**Task goal**: Collect all lines from the listing that include the string "name".

**Supplied records**:
====
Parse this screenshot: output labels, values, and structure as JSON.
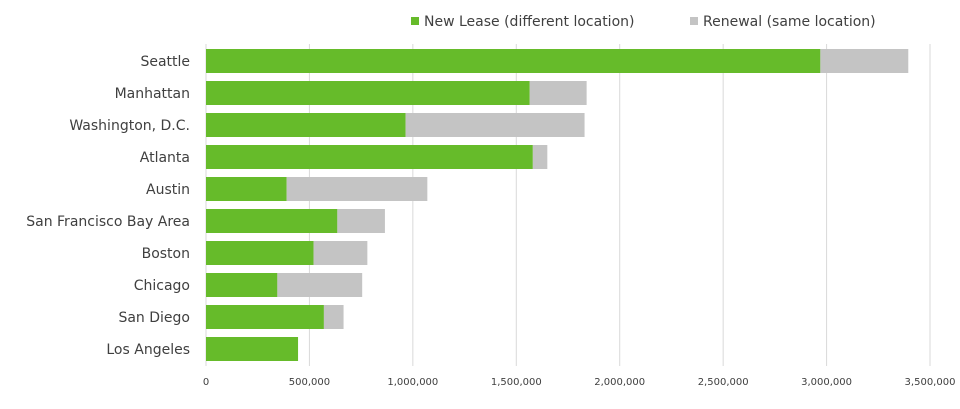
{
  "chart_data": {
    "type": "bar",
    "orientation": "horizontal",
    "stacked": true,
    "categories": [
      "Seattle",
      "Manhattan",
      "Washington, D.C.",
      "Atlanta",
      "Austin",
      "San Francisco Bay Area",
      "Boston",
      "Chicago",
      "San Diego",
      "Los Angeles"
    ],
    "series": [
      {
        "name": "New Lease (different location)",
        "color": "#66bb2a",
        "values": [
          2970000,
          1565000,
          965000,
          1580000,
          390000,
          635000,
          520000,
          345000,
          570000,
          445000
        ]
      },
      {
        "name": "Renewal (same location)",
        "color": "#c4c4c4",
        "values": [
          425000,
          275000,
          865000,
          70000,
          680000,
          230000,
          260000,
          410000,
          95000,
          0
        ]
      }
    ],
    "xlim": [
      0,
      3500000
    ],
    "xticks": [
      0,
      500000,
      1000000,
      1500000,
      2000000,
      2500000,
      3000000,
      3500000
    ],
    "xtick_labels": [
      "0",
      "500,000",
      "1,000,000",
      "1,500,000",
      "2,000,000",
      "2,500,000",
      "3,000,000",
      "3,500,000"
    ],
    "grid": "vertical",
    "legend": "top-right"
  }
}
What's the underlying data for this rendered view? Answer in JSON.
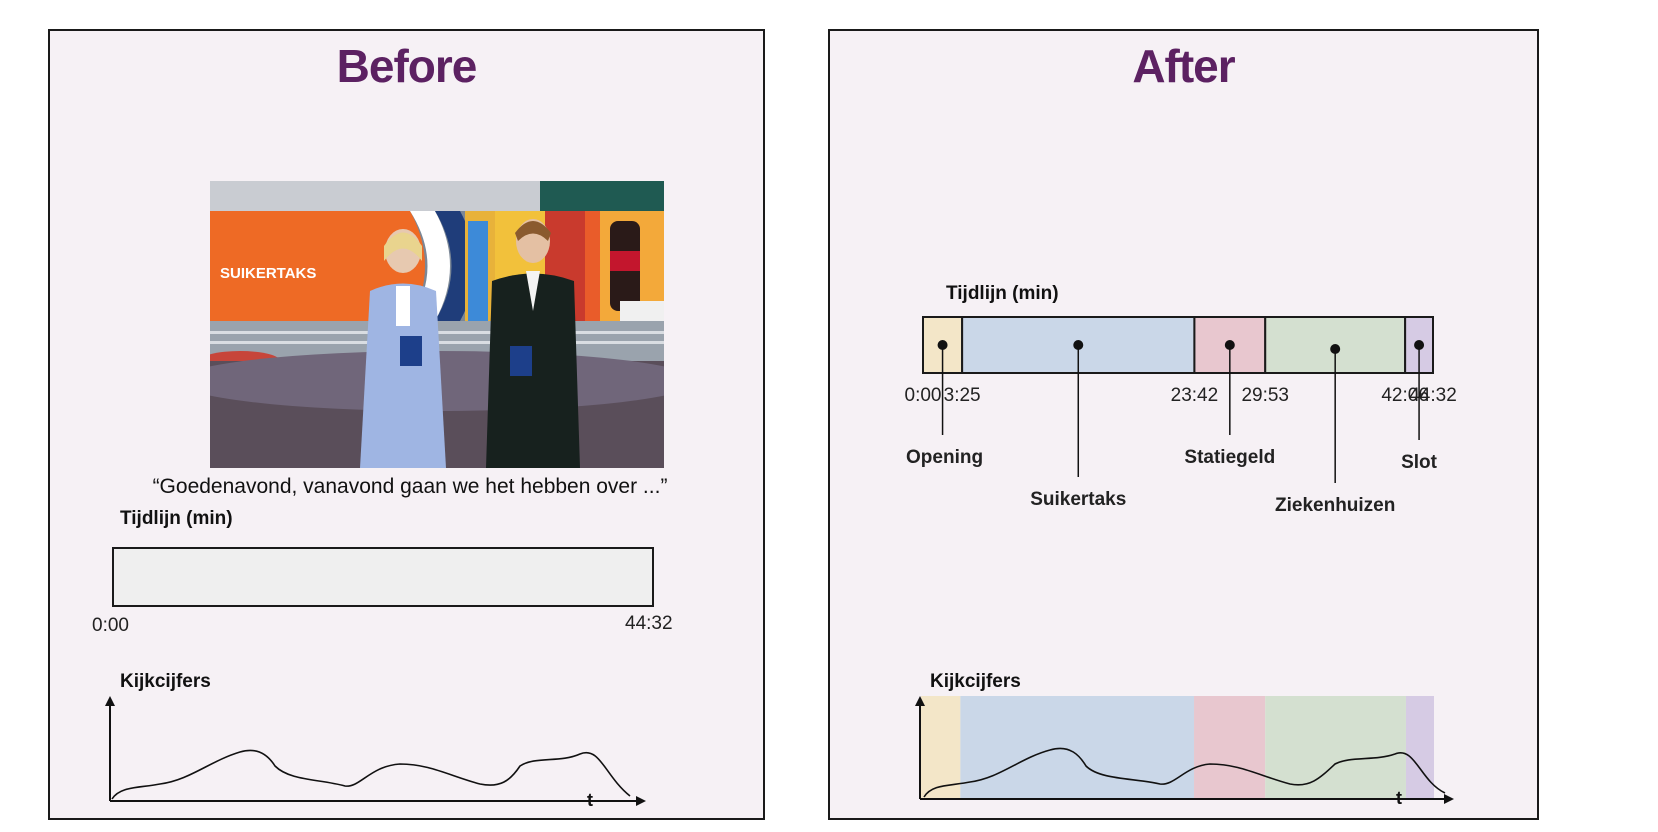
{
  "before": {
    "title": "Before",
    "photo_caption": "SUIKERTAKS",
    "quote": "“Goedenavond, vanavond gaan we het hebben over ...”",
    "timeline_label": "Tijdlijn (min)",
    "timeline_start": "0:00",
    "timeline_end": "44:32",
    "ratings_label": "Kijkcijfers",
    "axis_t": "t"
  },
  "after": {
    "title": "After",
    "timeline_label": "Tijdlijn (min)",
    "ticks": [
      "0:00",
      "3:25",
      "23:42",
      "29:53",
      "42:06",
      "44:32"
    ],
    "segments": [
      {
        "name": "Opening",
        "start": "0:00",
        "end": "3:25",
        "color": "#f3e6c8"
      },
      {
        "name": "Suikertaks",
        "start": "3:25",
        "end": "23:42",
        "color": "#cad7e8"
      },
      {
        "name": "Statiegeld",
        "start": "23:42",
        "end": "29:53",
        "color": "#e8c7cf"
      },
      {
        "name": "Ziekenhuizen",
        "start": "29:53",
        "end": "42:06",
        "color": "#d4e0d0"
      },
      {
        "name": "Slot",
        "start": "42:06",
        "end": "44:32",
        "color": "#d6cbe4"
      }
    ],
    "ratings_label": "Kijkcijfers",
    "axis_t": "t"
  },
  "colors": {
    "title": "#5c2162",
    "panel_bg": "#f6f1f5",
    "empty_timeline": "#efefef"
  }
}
====
**Answer to the task**:
        "name": "New Lease (different location)",
        "name": "Renewal (same location)",
        "name": "Opening",
        "name": "Suikertaks",
        "name": "Statiegeld",
        "name": "Ziekenhuizen",
        "name": "Slot",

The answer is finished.